- What is needed: Reproduce every entry that follows word for word, but omit the images.

- Input rows:
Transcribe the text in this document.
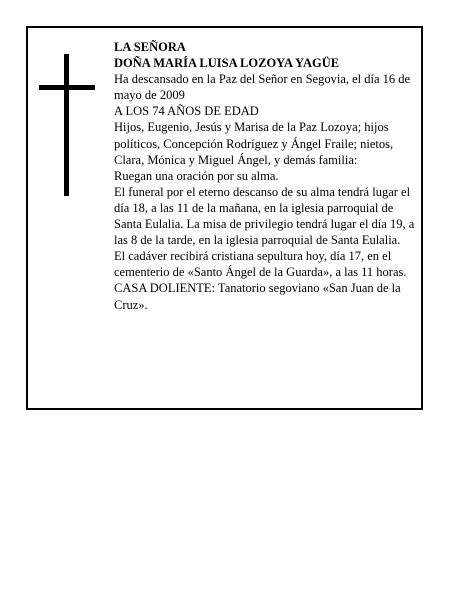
LA SEÑORA

DOÑA MARÍA LUISA LOZOYA YAGÜE

Ha descansado en la Paz del Señor en Segovia, el día 16 de mayo de 2009

A LOS 74 AÑOS DE EDAD

Hijos, Eugenio, Jesús y Marisa de la Paz Lozoya; hijos políticos, Concepción Rodríguez y Ángel Fraile; nietos, Clara, Mónica y Miguel Ángel, y demás familia:

Ruegan una oración por su alma.

El funeral por el eterno descanso de su alma tendrá lugar el día 18, a las 11 de la mañana, en la iglesia parroquial de Santa Eulalia. La misa de privilegio tendrá lugar el día 19, a las 8 de la tarde, en la iglesia parroquial de Santa Eulalia.

El cadáver recibirá cristiana sepultura hoy, día 17, en el cementerio de «Santo Ángel de la Guarda», a las 11 horas.

CASA DOLIENTE: Tanatorio segoviano «San Juan de la Cruz».
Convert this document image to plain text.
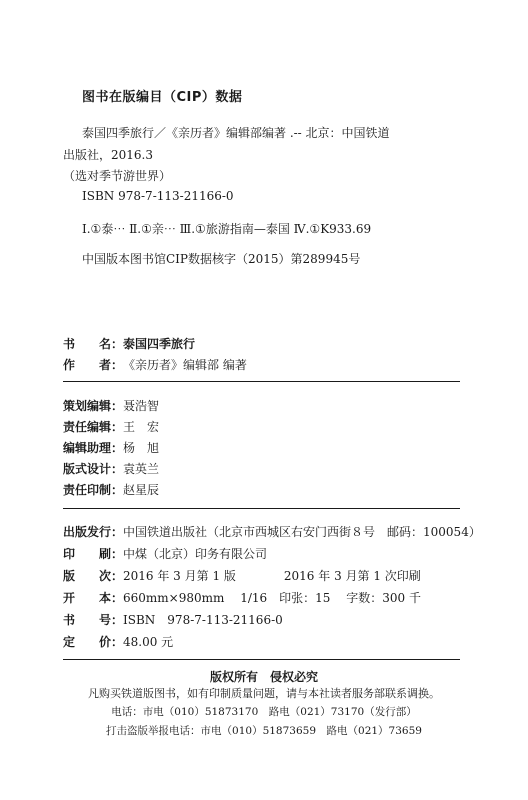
图书在版编目（CIP）数据
泰国四季旅行／《亲历者》编辑部编著 .-- 北京：中国铁道
出版社，2016.3
（选对季节游世界）
ISBN 978-7-113-21166-0
Ⅰ.①泰⋯ Ⅱ.①亲⋯ Ⅲ.①旅游指南—泰国 Ⅳ.①K933.69
中国版本图书馆CIP数据核字（2015）第289945号
书　　名：泰国四季旅行
作　　者：《亲历者》编辑部 编著
策划编辑：聂浩智
责任编辑：王　宏
编辑助理：杨　旭
版式设计：袁英兰
责任印制：赵星辰
出版发行：中国铁道出版社（北京市西城区右安门西街８号　邮码：100054）
印　　刷：中煤（北京）印务有限公司
版　　次：2016 年 3 月第 1 版　　　　2016 年 3 月第 1 次印刷
开　　本：660mm×980mm　 1/16　印张：15　 字数：300 千
书　　号：ISBN　978-7-113-21166-0
定　　价：48.00 元
版权所有　侵权必究
凡购买铁道版图书，如有印制质量问题，请与本社读者服务部联系调换。
电话：市电（010）51873170　路电（021）73170（发行部）
打击盗版举报电话：市电（010）51873659　路电（021）73659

- Response to the task:
Transcribe the text in this document.
LA SEÑORA

DOÑA MARÍA LUISA LOZOYA YAGÜE

Ha descansado en la Paz del Señor en Segovia, el día 16 de mayo de 2009

A LOS 74 AÑOS DE EDAD

Hijos, Eugenio, Jesús y Marisa de la Paz Lozoya; hijos políticos, Concepción Rodríguez y Ángel Fraile; nietos, Clara, Mónica y Miguel Ángel, y demás familia:

Ruegan una oración por su alma.

El funeral por el eterno descanso de su alma tendrá lugar el día 18, a las 11 de la mañana, en la iglesia parroquial de Santa Eulalia. La misa de privilegio tendrá lugar el día 19, a las 8 de la tarde, en la iglesia parroquial de Santa Eulalia.

El cadáver recibirá cristiana sepultura hoy, día 17, en el cementerio de «Santo Ángel de la Guarda», a las 11 horas.

CASA DOLIENTE: Tanatorio segoviano «San Juan de la Cruz».
Convert this document image to plain text.
图书在版编目（CIP）数据
泰国四季旅行／《亲历者》编辑部编著 .-- 北京：中国铁道
出版社，2016.3
（选对季节游世界）
ISBN 978-7-113-21166-0
Ⅰ.①泰⋯ Ⅱ.①亲⋯ Ⅲ.①旅游指南—泰国 Ⅳ.①K933.69
中国版本图书馆CIP数据核字（2015）第289945号
书　　名：泰国四季旅行
作　　者：《亲历者》编辑部 编著
策划编辑：聂浩智
责任编辑：王　宏
编辑助理：杨　旭
版式设计：袁英兰
责任印制：赵星辰
出版发行：中国铁道出版社（北京市西城区右安门西街８号　邮码：100054）
印　　刷：中煤（北京）印务有限公司
版　　次：2016 年 3 月第 1 版　　　　2016 年 3 月第 1 次印刷
开　　本：660mm×980mm　 1/16　印张：15　 字数：300 千
书　　号：ISBN　978-7-113-21166-0
定　　价：48.00 元
版权所有　侵权必究
凡购买铁道版图书，如有印制质量问题，请与本社读者服务部联系调换。
电话：市电（010）51873170　路电（021）73170（发行部）
打击盗版举报电话：市电（010）51873659　路电（021）73659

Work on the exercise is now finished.